Exercise prompt ▸ Below are some records; give them all again exactly, but not the pictures.

-- Start Dataset excerpts --

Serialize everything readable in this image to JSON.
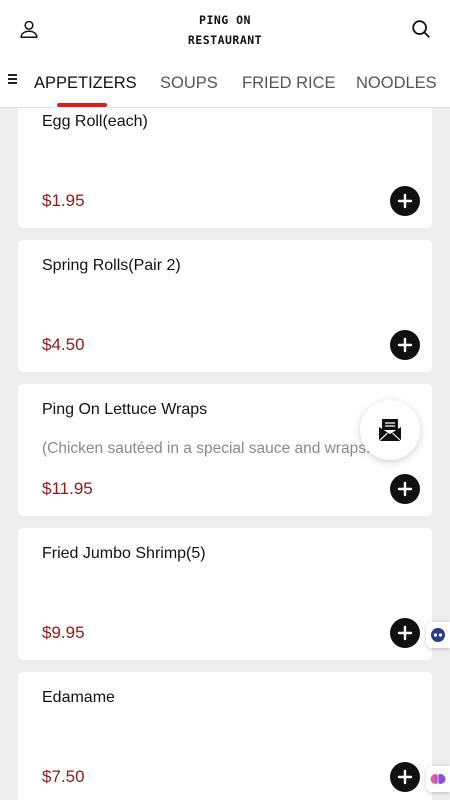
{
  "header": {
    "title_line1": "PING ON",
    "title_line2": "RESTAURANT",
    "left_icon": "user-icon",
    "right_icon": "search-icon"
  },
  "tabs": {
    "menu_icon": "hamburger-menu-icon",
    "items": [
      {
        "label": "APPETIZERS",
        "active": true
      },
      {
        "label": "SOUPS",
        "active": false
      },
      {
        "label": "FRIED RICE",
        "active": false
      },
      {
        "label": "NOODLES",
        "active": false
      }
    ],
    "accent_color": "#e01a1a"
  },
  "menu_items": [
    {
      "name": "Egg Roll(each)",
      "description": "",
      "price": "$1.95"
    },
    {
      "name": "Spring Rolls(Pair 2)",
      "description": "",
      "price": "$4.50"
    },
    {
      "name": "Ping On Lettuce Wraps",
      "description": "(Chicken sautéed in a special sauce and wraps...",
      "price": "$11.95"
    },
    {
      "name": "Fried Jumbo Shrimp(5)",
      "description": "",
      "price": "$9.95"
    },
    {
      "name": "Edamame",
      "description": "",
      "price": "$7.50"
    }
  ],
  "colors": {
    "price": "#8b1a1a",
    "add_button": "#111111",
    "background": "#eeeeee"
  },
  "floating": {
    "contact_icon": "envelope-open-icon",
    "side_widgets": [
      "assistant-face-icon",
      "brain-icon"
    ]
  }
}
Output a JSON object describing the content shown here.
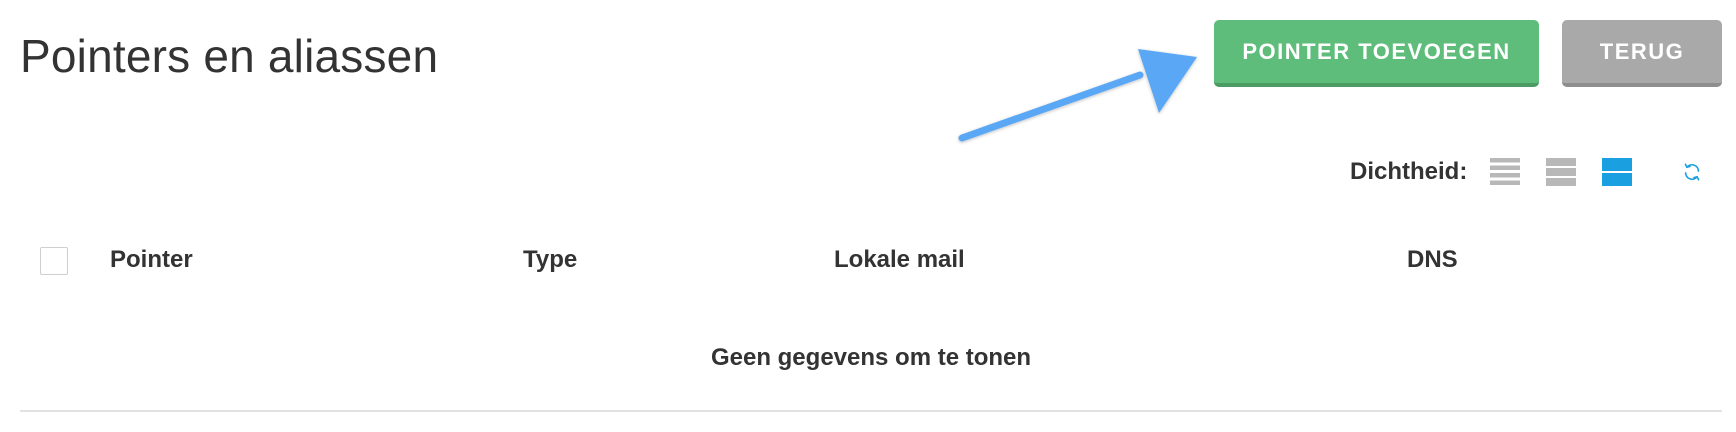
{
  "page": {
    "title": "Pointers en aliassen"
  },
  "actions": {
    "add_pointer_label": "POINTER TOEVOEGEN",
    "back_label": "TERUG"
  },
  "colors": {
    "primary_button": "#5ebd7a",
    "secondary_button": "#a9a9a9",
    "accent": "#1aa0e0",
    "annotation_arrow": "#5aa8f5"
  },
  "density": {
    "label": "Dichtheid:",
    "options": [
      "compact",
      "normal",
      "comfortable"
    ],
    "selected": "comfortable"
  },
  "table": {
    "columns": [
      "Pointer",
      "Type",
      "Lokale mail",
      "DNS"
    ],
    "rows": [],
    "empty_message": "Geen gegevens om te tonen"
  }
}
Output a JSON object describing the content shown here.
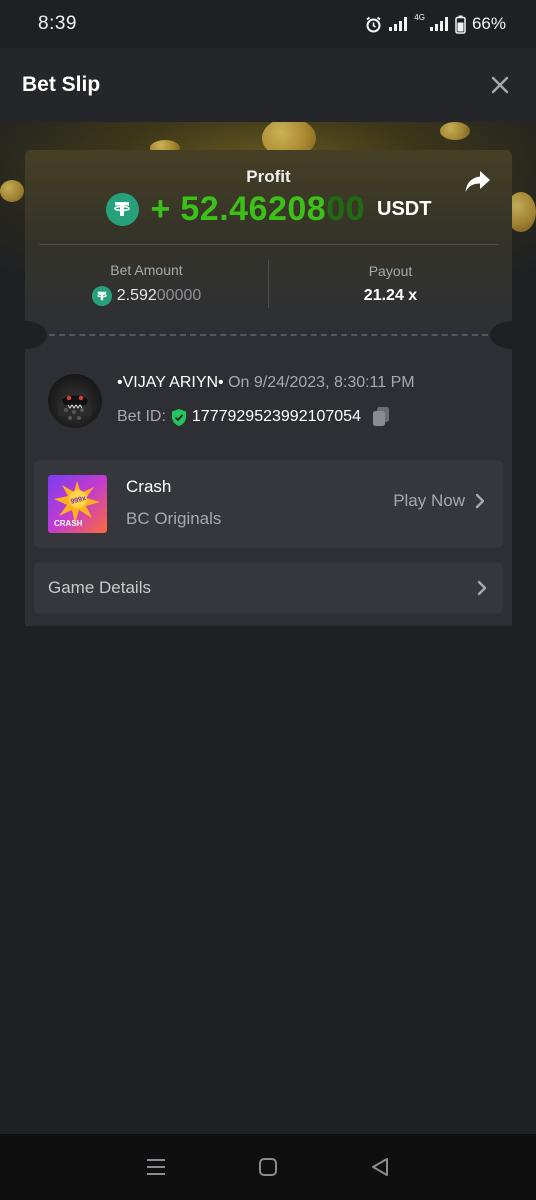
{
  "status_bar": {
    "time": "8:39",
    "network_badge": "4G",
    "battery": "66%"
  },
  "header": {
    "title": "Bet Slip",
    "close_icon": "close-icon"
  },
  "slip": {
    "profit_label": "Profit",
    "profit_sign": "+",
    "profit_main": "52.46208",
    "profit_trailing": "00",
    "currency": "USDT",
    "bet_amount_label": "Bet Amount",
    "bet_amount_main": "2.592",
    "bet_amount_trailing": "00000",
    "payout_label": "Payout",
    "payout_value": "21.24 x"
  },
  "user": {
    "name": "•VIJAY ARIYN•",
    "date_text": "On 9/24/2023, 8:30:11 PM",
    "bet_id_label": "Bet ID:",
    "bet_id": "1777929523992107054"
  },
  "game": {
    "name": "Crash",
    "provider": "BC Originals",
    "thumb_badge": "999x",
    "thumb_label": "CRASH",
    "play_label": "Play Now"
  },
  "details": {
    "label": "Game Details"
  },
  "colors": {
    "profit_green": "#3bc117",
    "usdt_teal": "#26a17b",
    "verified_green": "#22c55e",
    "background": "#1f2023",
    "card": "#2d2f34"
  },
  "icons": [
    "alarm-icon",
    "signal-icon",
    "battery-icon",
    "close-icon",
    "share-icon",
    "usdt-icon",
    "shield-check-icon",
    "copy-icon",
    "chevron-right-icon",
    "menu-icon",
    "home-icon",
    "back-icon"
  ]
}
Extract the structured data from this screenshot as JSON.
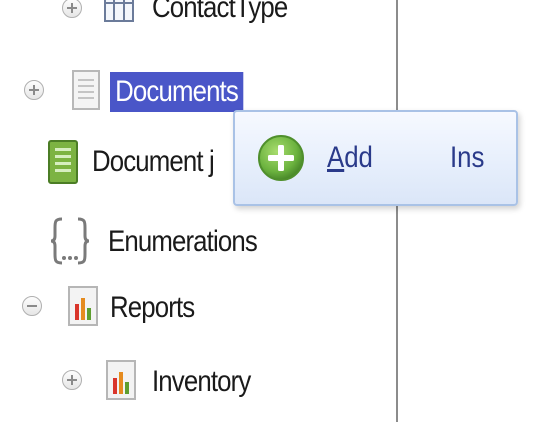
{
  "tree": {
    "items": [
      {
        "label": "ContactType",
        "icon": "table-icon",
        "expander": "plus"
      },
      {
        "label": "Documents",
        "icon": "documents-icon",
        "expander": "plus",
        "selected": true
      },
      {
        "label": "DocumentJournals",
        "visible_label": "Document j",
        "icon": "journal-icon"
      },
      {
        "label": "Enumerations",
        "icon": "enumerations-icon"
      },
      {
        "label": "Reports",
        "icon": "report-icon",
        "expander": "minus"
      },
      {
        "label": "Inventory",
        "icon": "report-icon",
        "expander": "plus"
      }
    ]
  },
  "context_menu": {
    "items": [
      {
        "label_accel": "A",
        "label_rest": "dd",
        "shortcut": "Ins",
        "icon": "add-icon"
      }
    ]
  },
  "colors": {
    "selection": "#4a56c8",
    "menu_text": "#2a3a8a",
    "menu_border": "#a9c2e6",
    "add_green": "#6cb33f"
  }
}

-- End Dataset excerpts --

The result ▸
Serialize everything readable in this image to JSON.
{
  "header": {
    "title_line1": "PING ON",
    "title_line2": "RESTAURANT",
    "left_icon": "user-icon",
    "right_icon": "search-icon"
  },
  "tabs": {
    "menu_icon": "hamburger-menu-icon",
    "items": [
      {
        "label": "APPETIZERS",
        "active": true
      },
      {
        "label": "SOUPS",
        "active": false
      },
      {
        "label": "FRIED RICE",
        "active": false
      },
      {
        "label": "NOODLES",
        "active": false
      }
    ],
    "accent_color": "#e01a1a"
  },
  "menu_items": [
    {
      "name": "Egg Roll(each)",
      "description": "",
      "price": "$1.95"
    },
    {
      "name": "Spring Rolls(Pair 2)",
      "description": "",
      "price": "$4.50"
    },
    {
      "name": "Ping On Lettuce Wraps",
      "description": "(Chicken sautéed in a special sauce and wraps...",
      "price": "$11.95"
    },
    {
      "name": "Fried Jumbo Shrimp(5)",
      "description": "",
      "price": "$9.95"
    },
    {
      "name": "Edamame",
      "description": "",
      "price": "$7.50"
    }
  ],
  "colors": {
    "price": "#8b1a1a",
    "add_button": "#111111",
    "background": "#eeeeee"
  },
  "floating": {
    "contact_icon": "envelope-open-icon",
    "side_widgets": [
      "assistant-face-icon",
      "brain-icon"
    ]
  }
}
Output a JSON object describing the content shown here.
{
  "page": {
    "title": "Pointers en aliassen"
  },
  "actions": {
    "add_pointer_label": "POINTER TOEVOEGEN",
    "back_label": "TERUG"
  },
  "colors": {
    "primary_button": "#5ebd7a",
    "secondary_button": "#a9a9a9",
    "accent": "#1aa0e0",
    "annotation_arrow": "#5aa8f5"
  },
  "density": {
    "label": "Dichtheid:",
    "options": [
      "compact",
      "normal",
      "comfortable"
    ],
    "selected": "comfortable"
  },
  "table": {
    "columns": [
      "Pointer",
      "Type",
      "Lokale mail",
      "DNS"
    ],
    "rows": [],
    "empty_message": "Geen gegevens om te tonen"
  }
}
Output a JSON object describing the content shown here.
{
  "status_bar": {
    "time": "8:39",
    "network_badge": "4G",
    "battery": "66%"
  },
  "header": {
    "title": "Bet Slip",
    "close_icon": "close-icon"
  },
  "slip": {
    "profit_label": "Profit",
    "profit_sign": "+",
    "profit_main": "52.46208",
    "profit_trailing": "00",
    "currency": "USDT",
    "bet_amount_label": "Bet Amount",
    "bet_amount_main": "2.592",
    "bet_amount_trailing": "00000",
    "payout_label": "Payout",
    "payout_value": "21.24 x"
  },
  "user": {
    "name": "•VIJAY ARIYN•",
    "date_text": "On 9/24/2023, 8:30:11 PM",
    "bet_id_label": "Bet ID:",
    "bet_id": "1777929523992107054"
  },
  "game": {
    "name": "Crash",
    "provider": "BC Originals",
    "thumb_badge": "999x",
    "thumb_label": "CRASH",
    "play_label": "Play Now"
  },
  "details": {
    "label": "Game Details"
  },
  "colors": {
    "profit_green": "#3bc117",
    "usdt_teal": "#26a17b",
    "verified_green": "#22c55e",
    "background": "#1f2023",
    "card": "#2d2f34"
  },
  "icons": [
    "alarm-icon",
    "signal-icon",
    "battery-icon",
    "close-icon",
    "share-icon",
    "usdt-icon",
    "shield-check-icon",
    "copy-icon",
    "chevron-right-icon",
    "menu-icon",
    "home-icon",
    "back-icon"
  ]
}
Extract the structured data from this screenshot as JSON.
{
  "tree": {
    "items": [
      {
        "label": "ContactType",
        "icon": "table-icon",
        "expander": "plus"
      },
      {
        "label": "Documents",
        "icon": "documents-icon",
        "expander": "plus",
        "selected": true
      },
      {
        "label": "DocumentJournals",
        "visible_label": "Document j",
        "icon": "journal-icon"
      },
      {
        "label": "Enumerations",
        "icon": "enumerations-icon"
      },
      {
        "label": "Reports",
        "icon": "report-icon",
        "expander": "minus"
      },
      {
        "label": "Inventory",
        "icon": "report-icon",
        "expander": "plus"
      }
    ]
  },
  "context_menu": {
    "items": [
      {
        "label_accel": "A",
        "label_rest": "dd",
        "shortcut": "Ins",
        "icon": "add-icon"
      }
    ]
  },
  "colors": {
    "selection": "#4a56c8",
    "menu_text": "#2a3a8a",
    "menu_border": "#a9c2e6",
    "add_green": "#6cb33f"
  }
}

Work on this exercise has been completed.